(Description of the task) Output solely the number of lines containing the string "正高级工程师".

Start Input records

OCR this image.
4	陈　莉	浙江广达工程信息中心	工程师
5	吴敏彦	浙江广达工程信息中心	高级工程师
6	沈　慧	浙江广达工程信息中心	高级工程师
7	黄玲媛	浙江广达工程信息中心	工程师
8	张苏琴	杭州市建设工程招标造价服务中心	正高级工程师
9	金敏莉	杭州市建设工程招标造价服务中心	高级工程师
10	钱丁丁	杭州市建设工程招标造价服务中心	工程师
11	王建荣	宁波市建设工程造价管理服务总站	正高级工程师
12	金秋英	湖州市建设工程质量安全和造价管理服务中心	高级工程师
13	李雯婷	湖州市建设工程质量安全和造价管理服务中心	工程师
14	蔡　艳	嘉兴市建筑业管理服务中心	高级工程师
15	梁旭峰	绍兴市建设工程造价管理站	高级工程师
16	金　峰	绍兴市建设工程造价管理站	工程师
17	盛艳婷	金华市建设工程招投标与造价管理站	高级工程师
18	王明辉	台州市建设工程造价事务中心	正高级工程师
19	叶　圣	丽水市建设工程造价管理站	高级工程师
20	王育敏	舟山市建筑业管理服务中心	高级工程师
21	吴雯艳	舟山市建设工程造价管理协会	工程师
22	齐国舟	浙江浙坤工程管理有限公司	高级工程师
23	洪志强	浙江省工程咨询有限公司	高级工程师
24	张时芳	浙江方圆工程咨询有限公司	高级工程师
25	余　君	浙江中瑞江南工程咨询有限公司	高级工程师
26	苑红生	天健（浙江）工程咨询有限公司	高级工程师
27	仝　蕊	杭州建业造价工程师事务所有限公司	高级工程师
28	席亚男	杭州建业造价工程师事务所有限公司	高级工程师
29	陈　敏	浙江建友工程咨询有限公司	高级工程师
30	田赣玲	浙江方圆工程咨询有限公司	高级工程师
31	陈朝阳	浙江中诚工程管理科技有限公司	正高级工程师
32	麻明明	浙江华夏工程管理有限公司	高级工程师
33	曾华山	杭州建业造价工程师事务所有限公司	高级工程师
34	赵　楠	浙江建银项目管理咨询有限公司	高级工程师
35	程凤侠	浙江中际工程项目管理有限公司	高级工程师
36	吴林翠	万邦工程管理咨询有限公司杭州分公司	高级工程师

End Input records

(Exercise answer) 4